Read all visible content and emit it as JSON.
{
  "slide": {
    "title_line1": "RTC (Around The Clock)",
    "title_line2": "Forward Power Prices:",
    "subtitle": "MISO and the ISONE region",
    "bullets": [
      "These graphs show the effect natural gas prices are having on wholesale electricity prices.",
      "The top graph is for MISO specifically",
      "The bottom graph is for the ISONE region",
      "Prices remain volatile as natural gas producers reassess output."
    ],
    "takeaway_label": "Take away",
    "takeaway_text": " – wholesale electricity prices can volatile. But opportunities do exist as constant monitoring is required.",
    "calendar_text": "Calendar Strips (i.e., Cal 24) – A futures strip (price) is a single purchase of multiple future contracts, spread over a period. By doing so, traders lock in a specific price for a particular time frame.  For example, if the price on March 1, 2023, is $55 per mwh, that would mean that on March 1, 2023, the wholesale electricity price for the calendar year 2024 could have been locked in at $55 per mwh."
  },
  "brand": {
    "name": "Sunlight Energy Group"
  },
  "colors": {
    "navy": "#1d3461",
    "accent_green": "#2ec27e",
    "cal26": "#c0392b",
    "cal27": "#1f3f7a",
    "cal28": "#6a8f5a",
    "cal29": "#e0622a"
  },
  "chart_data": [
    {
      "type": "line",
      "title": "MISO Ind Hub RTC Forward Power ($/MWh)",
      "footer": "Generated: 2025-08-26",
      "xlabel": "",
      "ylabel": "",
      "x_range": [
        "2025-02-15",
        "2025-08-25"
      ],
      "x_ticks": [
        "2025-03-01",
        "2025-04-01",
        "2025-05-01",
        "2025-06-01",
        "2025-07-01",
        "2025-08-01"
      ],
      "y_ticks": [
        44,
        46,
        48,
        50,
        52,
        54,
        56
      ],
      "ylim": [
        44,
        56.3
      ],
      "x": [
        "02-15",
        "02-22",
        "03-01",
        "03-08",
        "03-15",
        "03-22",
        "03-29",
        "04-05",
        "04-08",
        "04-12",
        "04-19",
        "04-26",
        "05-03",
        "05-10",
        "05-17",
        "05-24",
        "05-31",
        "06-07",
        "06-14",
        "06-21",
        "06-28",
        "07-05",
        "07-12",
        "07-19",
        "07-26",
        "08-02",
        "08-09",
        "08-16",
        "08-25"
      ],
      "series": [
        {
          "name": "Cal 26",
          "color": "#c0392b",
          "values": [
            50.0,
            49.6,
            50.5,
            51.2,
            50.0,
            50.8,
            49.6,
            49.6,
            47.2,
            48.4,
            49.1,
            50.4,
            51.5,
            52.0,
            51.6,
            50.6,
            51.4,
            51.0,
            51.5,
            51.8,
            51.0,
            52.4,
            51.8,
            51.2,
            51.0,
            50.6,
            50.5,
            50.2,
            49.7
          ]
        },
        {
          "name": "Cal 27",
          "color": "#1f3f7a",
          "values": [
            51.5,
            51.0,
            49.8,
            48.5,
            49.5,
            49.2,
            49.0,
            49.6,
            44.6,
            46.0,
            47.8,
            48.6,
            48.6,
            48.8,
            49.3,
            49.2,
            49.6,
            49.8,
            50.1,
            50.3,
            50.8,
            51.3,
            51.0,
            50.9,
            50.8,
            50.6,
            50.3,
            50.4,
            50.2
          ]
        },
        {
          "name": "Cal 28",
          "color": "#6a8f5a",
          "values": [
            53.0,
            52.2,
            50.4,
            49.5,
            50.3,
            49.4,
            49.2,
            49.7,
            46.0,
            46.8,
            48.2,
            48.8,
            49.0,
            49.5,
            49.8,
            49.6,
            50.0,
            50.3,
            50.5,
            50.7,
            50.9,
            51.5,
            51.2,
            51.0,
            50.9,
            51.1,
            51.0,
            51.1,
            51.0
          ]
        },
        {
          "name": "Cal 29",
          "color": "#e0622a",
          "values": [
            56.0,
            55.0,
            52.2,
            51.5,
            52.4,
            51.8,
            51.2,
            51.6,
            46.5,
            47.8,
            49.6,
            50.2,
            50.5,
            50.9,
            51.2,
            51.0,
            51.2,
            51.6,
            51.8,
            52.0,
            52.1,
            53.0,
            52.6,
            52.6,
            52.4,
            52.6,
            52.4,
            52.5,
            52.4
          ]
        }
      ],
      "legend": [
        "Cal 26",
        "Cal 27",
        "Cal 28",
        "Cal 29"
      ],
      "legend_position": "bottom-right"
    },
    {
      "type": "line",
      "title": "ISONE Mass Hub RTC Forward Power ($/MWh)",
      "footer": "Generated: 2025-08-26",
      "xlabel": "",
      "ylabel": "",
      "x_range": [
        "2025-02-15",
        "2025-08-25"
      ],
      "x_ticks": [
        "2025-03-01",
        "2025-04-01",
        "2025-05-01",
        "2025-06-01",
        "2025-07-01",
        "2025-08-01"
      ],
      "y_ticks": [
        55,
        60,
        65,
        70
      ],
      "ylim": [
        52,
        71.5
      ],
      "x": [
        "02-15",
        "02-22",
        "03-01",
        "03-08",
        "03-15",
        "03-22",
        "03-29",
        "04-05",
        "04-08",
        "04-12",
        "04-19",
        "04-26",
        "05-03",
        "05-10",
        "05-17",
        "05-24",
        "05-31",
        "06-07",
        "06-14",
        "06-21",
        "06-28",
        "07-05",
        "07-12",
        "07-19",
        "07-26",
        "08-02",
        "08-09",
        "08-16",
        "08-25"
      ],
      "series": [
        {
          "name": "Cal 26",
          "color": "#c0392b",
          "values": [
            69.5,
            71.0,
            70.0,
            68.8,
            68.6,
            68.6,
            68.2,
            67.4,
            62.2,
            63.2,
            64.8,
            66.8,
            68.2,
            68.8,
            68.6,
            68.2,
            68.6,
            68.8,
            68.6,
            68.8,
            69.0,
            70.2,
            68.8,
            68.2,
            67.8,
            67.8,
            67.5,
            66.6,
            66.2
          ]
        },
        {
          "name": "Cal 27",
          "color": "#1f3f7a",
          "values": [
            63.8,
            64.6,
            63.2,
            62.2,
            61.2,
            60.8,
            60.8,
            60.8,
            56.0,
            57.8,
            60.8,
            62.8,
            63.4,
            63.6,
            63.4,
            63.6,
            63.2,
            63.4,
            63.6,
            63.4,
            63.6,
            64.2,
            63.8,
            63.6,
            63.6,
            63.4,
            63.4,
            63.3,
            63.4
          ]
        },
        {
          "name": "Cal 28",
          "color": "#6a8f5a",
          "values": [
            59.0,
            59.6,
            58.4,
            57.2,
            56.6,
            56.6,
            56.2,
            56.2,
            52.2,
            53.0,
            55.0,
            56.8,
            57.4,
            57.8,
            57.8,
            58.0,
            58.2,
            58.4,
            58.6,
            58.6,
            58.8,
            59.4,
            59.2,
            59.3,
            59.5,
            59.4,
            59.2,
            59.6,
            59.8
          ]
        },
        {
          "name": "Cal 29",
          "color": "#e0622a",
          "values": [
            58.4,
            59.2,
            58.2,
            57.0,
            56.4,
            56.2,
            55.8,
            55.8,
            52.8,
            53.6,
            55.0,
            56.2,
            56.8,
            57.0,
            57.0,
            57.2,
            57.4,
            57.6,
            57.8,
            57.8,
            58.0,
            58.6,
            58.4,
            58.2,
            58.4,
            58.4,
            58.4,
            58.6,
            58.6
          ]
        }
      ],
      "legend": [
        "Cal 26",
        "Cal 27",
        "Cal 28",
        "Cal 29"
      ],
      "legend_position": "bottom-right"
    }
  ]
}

=====

Could you reproduce every record above exactly as it appears?

Read all visible content and emit it as JSON.
{
  "slide": {
    "title_line1": "RTC (Around The Clock)",
    "title_line2": "Forward Power Prices:",
    "subtitle": "MISO and the ISONE region",
    "bullets": [
      "These graphs show the effect natural gas prices are having on wholesale electricity prices.",
      "The top graph is for MISO specifically",
      "The bottom graph is for the ISONE region",
      "Prices remain volatile as natural gas producers reassess output."
    ],
    "takeaway_label": "Take away",
    "takeaway_text": " – wholesale electricity prices can volatile. But opportunities do exist as constant monitoring is required.",
    "calendar_text": "Calendar Strips (i.e., Cal 24) – A futures strip (price) is a single purchase of multiple future contracts, spread over a period. By doing so, traders lock in a specific price for a particular time frame.  For example, if the price on March 1, 2023, is $55 per mwh, that would mean that on March 1, 2023, the wholesale electricity price for the calendar year 2024 could have been locked in at $55 per mwh."
  },
  "brand": {
    "name": "Sunlight Energy Group"
  },
  "colors": {
    "navy": "#1d3461",
    "accent_green": "#2ec27e",
    "cal26": "#c0392b",
    "cal27": "#1f3f7a",
    "cal28": "#6a8f5a",
    "cal29": "#e0622a"
  },
  "chart_data": [
    {
      "type": "line",
      "title": "MISO Ind Hub RTC Forward Power ($/MWh)",
      "footer": "Generated: 2025-08-26",
      "xlabel": "",
      "ylabel": "",
      "x_range": [
        "2025-02-15",
        "2025-08-25"
      ],
      "x_ticks": [
        "2025-03-01",
        "2025-04-01",
        "2025-05-01",
        "2025-06-01",
        "2025-07-01",
        "2025-08-01"
      ],
      "y_ticks": [
        44,
        46,
        48,
        50,
        52,
        54,
        56
      ],
      "ylim": [
        44,
        56.3
      ],
      "x": [
        "02-15",
        "02-22",
        "03-01",
        "03-08",
        "03-15",
        "03-22",
        "03-29",
        "04-05",
        "04-08",
        "04-12",
        "04-19",
        "04-26",
        "05-03",
        "05-10",
        "05-17",
        "05-24",
        "05-31",
        "06-07",
        "06-14",
        "06-21",
        "06-28",
        "07-05",
        "07-12",
        "07-19",
        "07-26",
        "08-02",
        "08-09",
        "08-16",
        "08-25"
      ],
      "series": [
        {
          "name": "Cal 26",
          "color": "#c0392b",
          "values": [
            50.0,
            49.6,
            50.5,
            51.2,
            50.0,
            50.8,
            49.6,
            49.6,
            47.2,
            48.4,
            49.1,
            50.4,
            51.5,
            52.0,
            51.6,
            50.6,
            51.4,
            51.0,
            51.5,
            51.8,
            51.0,
            52.4,
            51.8,
            51.2,
            51.0,
            50.6,
            50.5,
            50.2,
            49.7
          ]
        },
        {
          "name": "Cal 27",
          "color": "#1f3f7a",
          "values": [
            51.5,
            51.0,
            49.8,
            48.5,
            49.5,
            49.2,
            49.0,
            49.6,
            44.6,
            46.0,
            47.8,
            48.6,
            48.6,
            48.8,
            49.3,
            49.2,
            49.6,
            49.8,
            50.1,
            50.3,
            50.8,
            51.3,
            51.0,
            50.9,
            50.8,
            50.6,
            50.3,
            50.4,
            50.2
          ]
        },
        {
          "name": "Cal 28",
          "color": "#6a8f5a",
          "values": [
            53.0,
            52.2,
            50.4,
            49.5,
            50.3,
            49.4,
            49.2,
            49.7,
            46.0,
            46.8,
            48.2,
            48.8,
            49.0,
            49.5,
            49.8,
            49.6,
            50.0,
            50.3,
            50.5,
            50.7,
            50.9,
            51.5,
            51.2,
            51.0,
            50.9,
            51.1,
            51.0,
            51.1,
            51.0
          ]
        },
        {
          "name": "Cal 29",
          "color": "#e0622a",
          "values": [
            56.0,
            55.0,
            52.2,
            51.5,
            52.4,
            51.8,
            51.2,
            51.6,
            46.5,
            47.8,
            49.6,
            50.2,
            50.5,
            50.9,
            51.2,
            51.0,
            51.2,
            51.6,
            51.8,
            52.0,
            52.1,
            53.0,
            52.6,
            52.6,
            52.4,
            52.6,
            52.4,
            52.5,
            52.4
          ]
        }
      ],
      "legend": [
        "Cal 26",
        "Cal 27",
        "Cal 28",
        "Cal 29"
      ],
      "legend_position": "bottom-right"
    },
    {
      "type": "line",
      "title": "ISONE Mass Hub RTC Forward Power ($/MWh)",
      "footer": "Generated: 2025-08-26",
      "xlabel": "",
      "ylabel": "",
      "x_range": [
        "2025-02-15",
        "2025-08-25"
      ],
      "x_ticks": [
        "2025-03-01",
        "2025-04-01",
        "2025-05-01",
        "2025-06-01",
        "2025-07-01",
        "2025-08-01"
      ],
      "y_ticks": [
        55,
        60,
        65,
        70
      ],
      "ylim": [
        52,
        71.5
      ],
      "x": [
        "02-15",
        "02-22",
        "03-01",
        "03-08",
        "03-15",
        "03-22",
        "03-29",
        "04-05",
        "04-08",
        "04-12",
        "04-19",
        "04-26",
        "05-03",
        "05-10",
        "05-17",
        "05-24",
        "05-31",
        "06-07",
        "06-14",
        "06-21",
        "06-28",
        "07-05",
        "07-12",
        "07-19",
        "07-26",
        "08-02",
        "08-09",
        "08-16",
        "08-25"
      ],
      "series": [
        {
          "name": "Cal 26",
          "color": "#c0392b",
          "values": [
            69.5,
            71.0,
            70.0,
            68.8,
            68.6,
            68.6,
            68.2,
            67.4,
            62.2,
            63.2,
            64.8,
            66.8,
            68.2,
            68.8,
            68.6,
            68.2,
            68.6,
            68.8,
            68.6,
            68.8,
            69.0,
            70.2,
            68.8,
            68.2,
            67.8,
            67.8,
            67.5,
            66.6,
            66.2
          ]
        },
        {
          "name": "Cal 27",
          "color": "#1f3f7a",
          "values": [
            63.8,
            64.6,
            63.2,
            62.2,
            61.2,
            60.8,
            60.8,
            60.8,
            56.0,
            57.8,
            60.8,
            62.8,
            63.4,
            63.6,
            63.4,
            63.6,
            63.2,
            63.4,
            63.6,
            63.4,
            63.6,
            64.2,
            63.8,
            63.6,
            63.6,
            63.4,
            63.4,
            63.3,
            63.4
          ]
        },
        {
          "name": "Cal 28",
          "color": "#6a8f5a",
          "values": [
            59.0,
            59.6,
            58.4,
            57.2,
            56.6,
            56.6,
            56.2,
            56.2,
            52.2,
            53.0,
            55.0,
            56.8,
            57.4,
            57.8,
            57.8,
            58.0,
            58.2,
            58.4,
            58.6,
            58.6,
            58.8,
            59.4,
            59.2,
            59.3,
            59.5,
            59.4,
            59.2,
            59.6,
            59.8
          ]
        },
        {
          "name": "Cal 29",
          "color": "#e0622a",
          "values": [
            58.4,
            59.2,
            58.2,
            57.0,
            56.4,
            56.2,
            55.8,
            55.8,
            52.8,
            53.6,
            55.0,
            56.2,
            56.8,
            57.0,
            57.0,
            57.2,
            57.4,
            57.6,
            57.8,
            57.8,
            58.0,
            58.6,
            58.4,
            58.2,
            58.4,
            58.4,
            58.4,
            58.6,
            58.6
          ]
        }
      ],
      "legend": [
        "Cal 26",
        "Cal 27",
        "Cal 28",
        "Cal 29"
      ],
      "legend_position": "bottom-right"
    }
  ]
}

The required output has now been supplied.